#### [What to work on]
Find the word "from" in the listing; pull out each line holding it.

>> START

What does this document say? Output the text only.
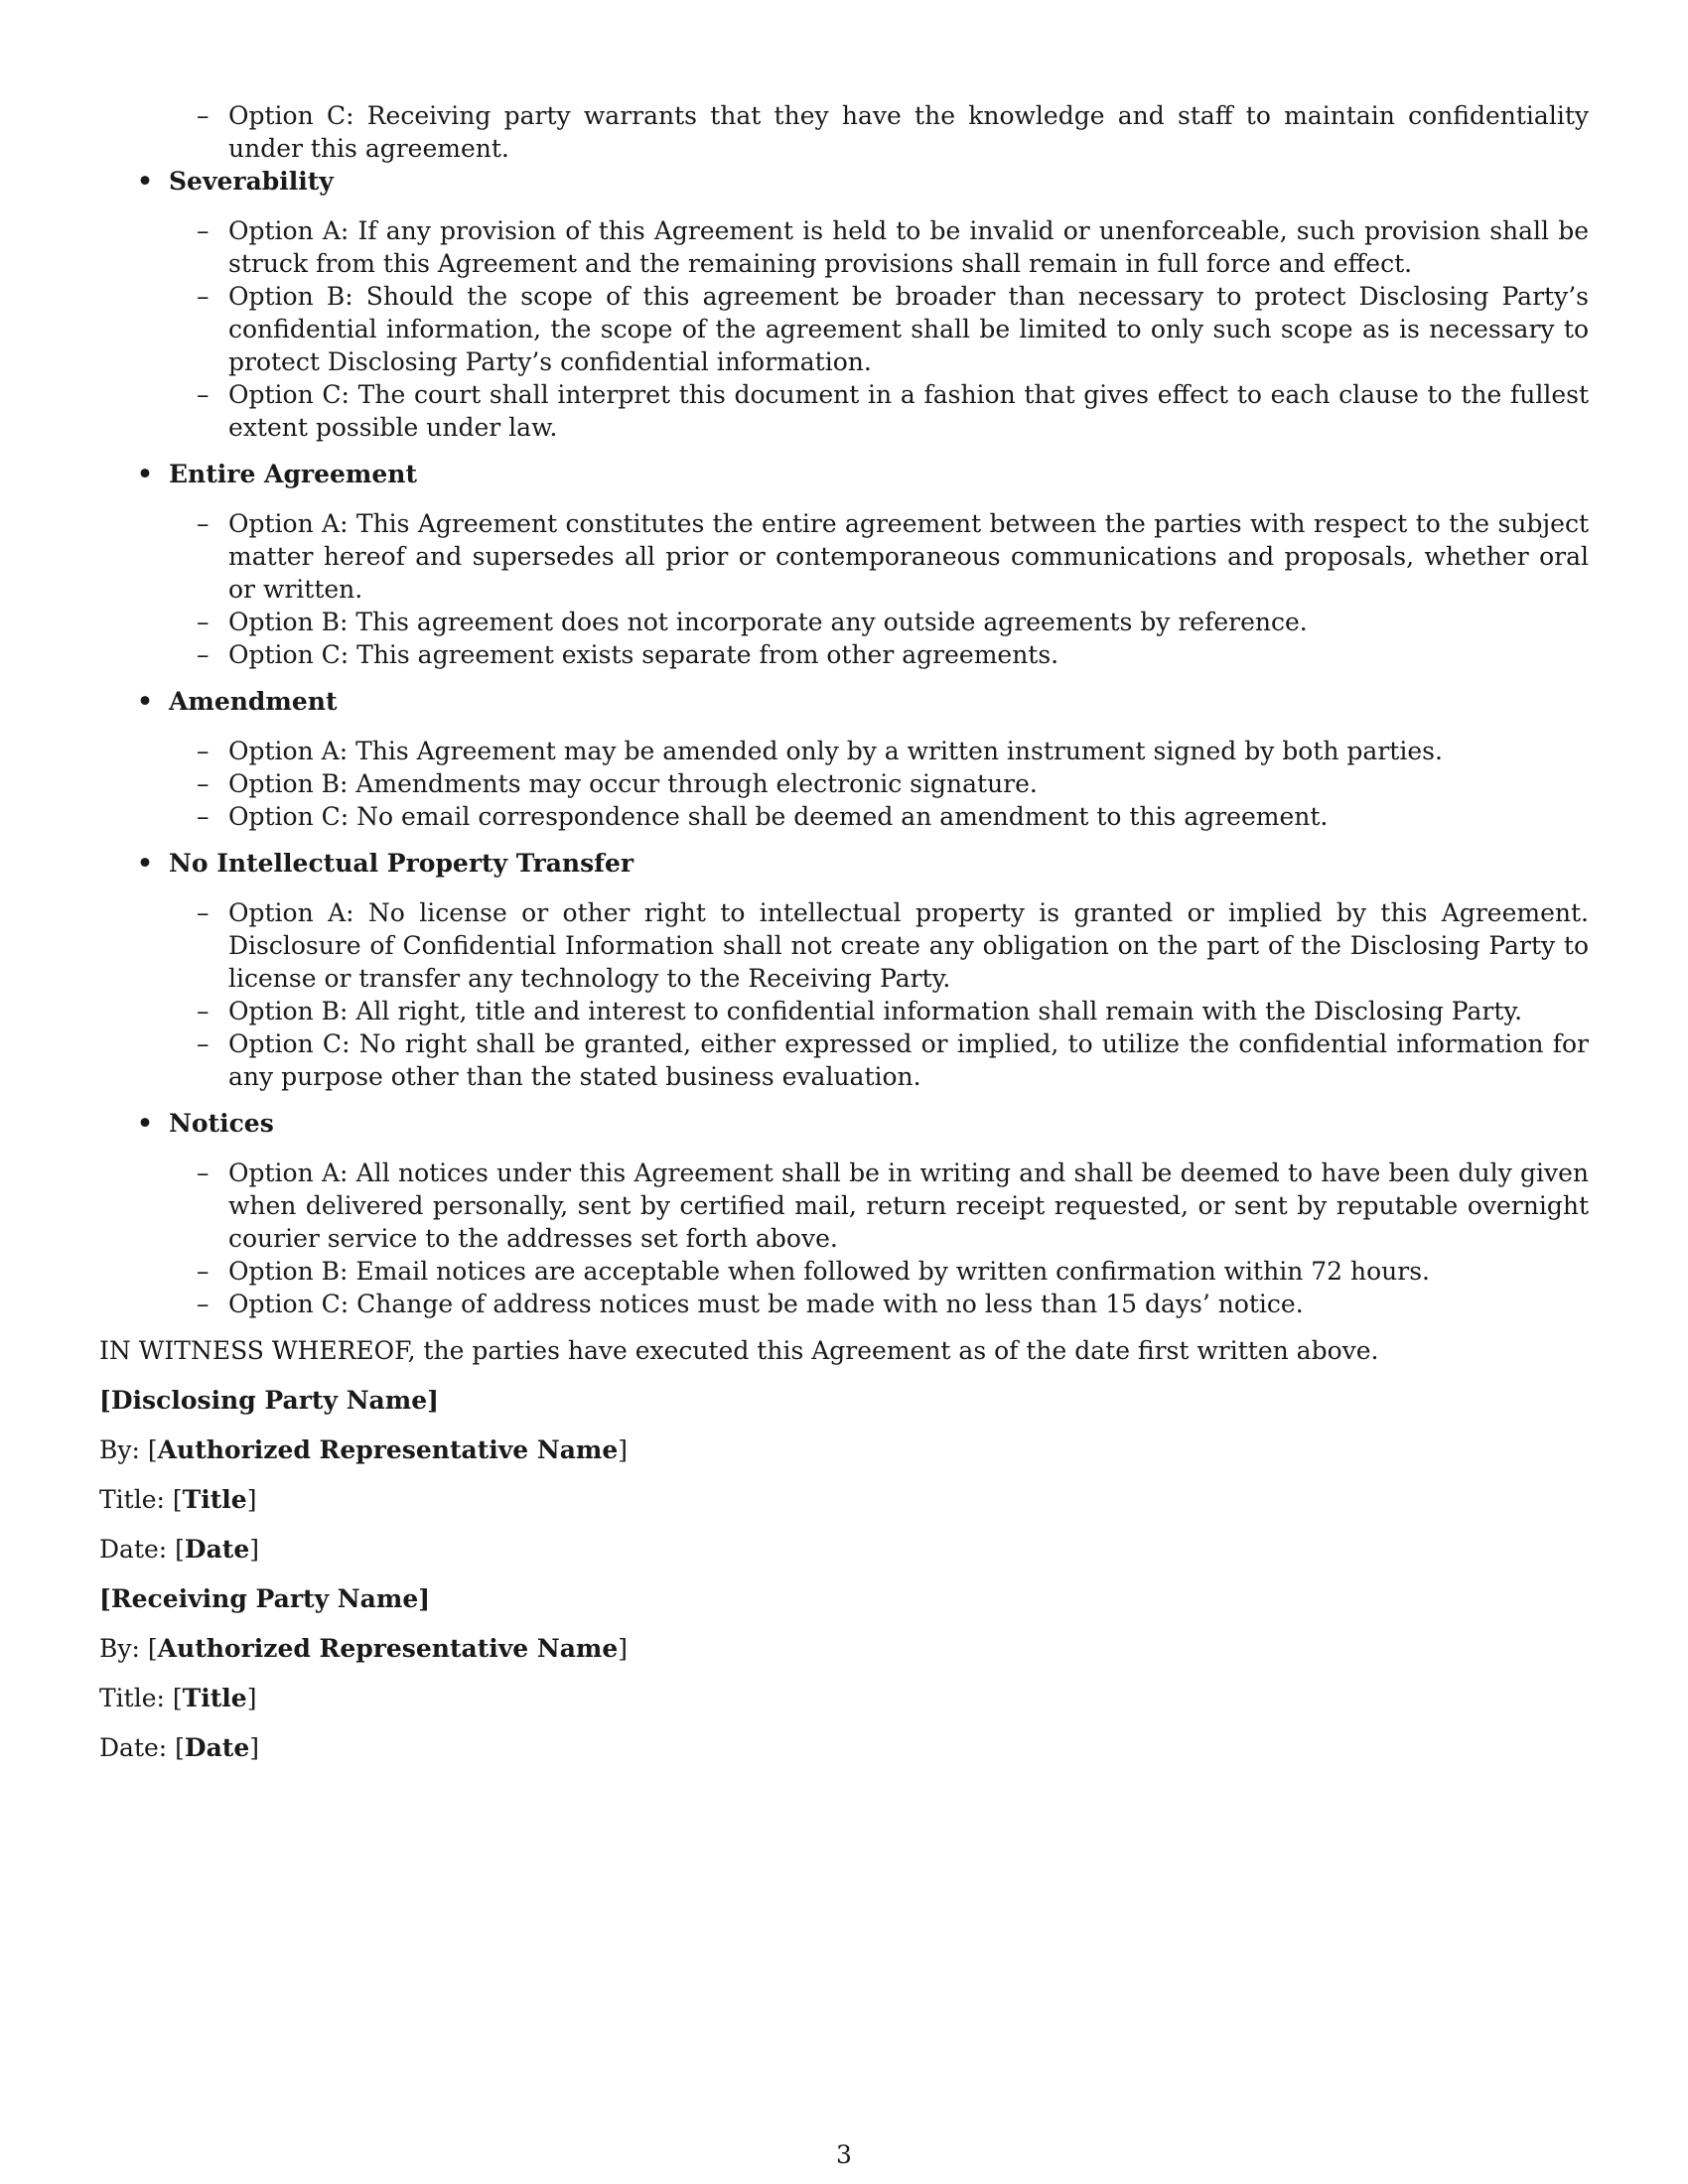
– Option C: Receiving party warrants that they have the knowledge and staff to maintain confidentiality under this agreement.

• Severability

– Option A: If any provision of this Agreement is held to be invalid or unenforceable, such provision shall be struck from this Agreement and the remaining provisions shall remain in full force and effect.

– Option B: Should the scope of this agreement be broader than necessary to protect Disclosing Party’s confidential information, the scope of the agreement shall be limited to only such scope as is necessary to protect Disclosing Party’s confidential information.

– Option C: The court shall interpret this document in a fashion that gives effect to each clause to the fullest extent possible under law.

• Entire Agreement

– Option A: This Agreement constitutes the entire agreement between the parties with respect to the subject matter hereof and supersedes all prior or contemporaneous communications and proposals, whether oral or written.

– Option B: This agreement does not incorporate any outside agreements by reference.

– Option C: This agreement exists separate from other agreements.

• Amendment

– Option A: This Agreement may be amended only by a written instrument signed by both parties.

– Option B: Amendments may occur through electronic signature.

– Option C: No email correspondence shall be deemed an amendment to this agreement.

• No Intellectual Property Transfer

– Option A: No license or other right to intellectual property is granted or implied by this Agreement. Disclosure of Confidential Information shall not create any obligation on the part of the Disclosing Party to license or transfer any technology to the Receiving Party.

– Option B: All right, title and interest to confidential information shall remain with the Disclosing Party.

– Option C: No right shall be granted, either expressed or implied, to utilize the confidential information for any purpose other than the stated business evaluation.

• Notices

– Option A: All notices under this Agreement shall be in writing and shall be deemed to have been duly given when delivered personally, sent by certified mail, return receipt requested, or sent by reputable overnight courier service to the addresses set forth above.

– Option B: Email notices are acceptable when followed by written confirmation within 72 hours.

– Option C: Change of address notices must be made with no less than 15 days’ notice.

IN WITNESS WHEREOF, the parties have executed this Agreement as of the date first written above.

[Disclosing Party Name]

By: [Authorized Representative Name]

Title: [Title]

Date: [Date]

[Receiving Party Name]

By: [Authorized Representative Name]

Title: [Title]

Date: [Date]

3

>> END
>> START

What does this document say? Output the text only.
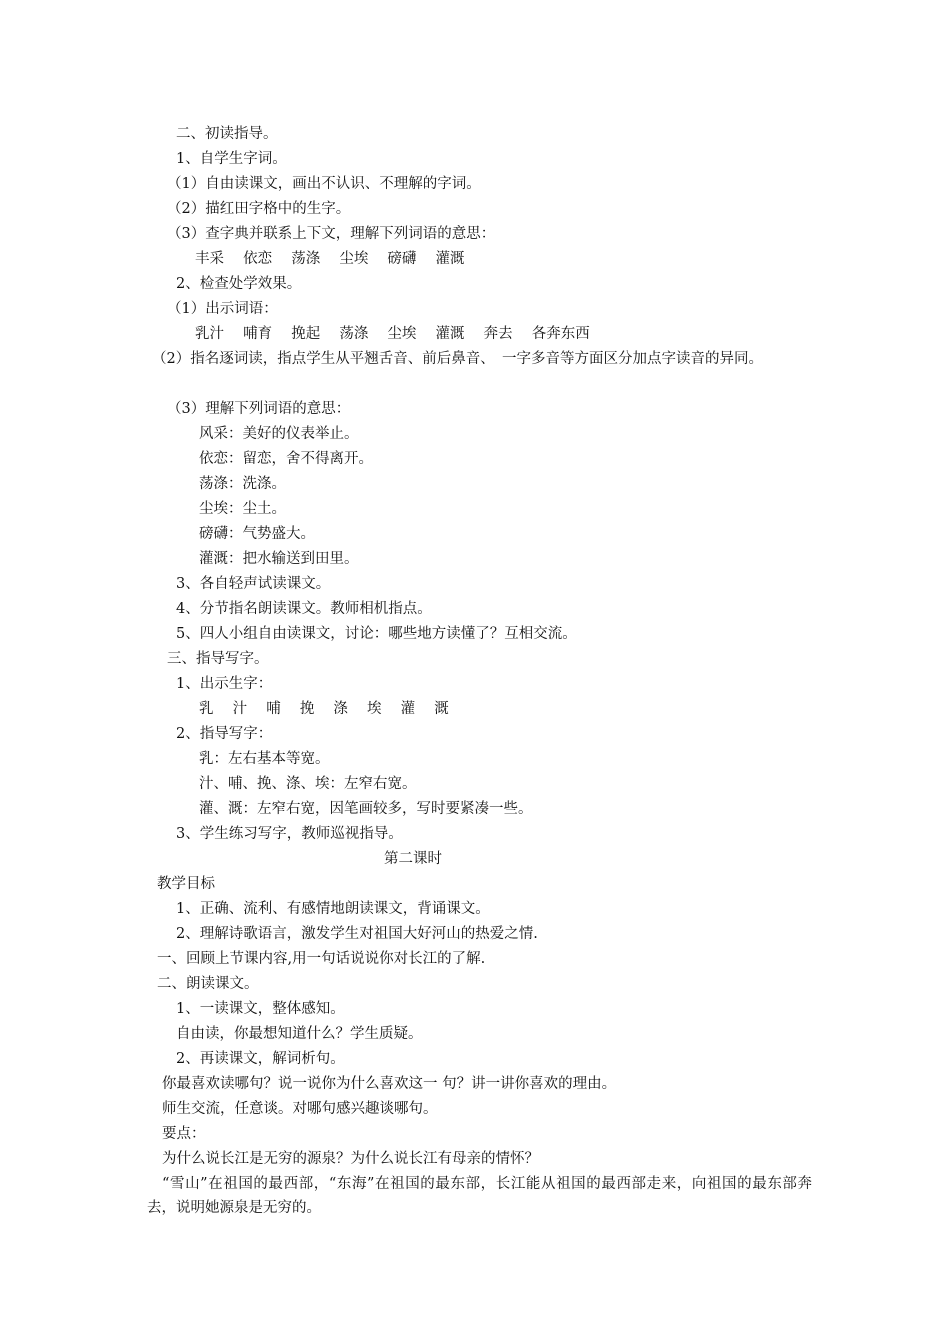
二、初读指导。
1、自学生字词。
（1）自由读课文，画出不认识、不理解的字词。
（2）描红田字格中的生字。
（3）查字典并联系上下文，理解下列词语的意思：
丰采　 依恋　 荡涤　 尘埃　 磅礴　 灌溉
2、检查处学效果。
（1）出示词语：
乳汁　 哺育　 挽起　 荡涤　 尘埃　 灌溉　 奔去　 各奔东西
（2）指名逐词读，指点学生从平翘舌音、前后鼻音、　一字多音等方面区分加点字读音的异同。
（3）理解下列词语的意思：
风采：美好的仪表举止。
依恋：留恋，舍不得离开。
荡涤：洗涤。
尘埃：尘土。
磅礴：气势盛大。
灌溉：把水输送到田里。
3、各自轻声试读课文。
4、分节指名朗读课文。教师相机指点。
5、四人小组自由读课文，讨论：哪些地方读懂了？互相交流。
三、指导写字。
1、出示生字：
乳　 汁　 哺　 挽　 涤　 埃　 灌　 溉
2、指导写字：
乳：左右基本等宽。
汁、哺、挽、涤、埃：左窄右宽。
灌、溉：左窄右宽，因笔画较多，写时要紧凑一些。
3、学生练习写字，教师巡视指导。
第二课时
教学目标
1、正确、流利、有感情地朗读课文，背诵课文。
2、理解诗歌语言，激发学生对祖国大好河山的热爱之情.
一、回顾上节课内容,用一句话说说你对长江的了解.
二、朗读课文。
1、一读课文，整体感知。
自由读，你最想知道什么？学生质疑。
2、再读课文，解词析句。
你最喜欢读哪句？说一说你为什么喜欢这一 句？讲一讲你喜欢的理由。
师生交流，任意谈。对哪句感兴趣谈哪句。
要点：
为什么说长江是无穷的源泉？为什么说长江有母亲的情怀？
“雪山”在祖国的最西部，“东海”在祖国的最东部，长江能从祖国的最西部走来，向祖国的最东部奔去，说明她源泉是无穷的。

>> END

#### [Response for this exercise]
– Option A: If any provision of this Agreement is held to be invalid or unenforceable, such provision shall be struck from this Agreement and the remaining provisions shall remain in full force and effect.
– Option C: This agreement exists separate from other agreements.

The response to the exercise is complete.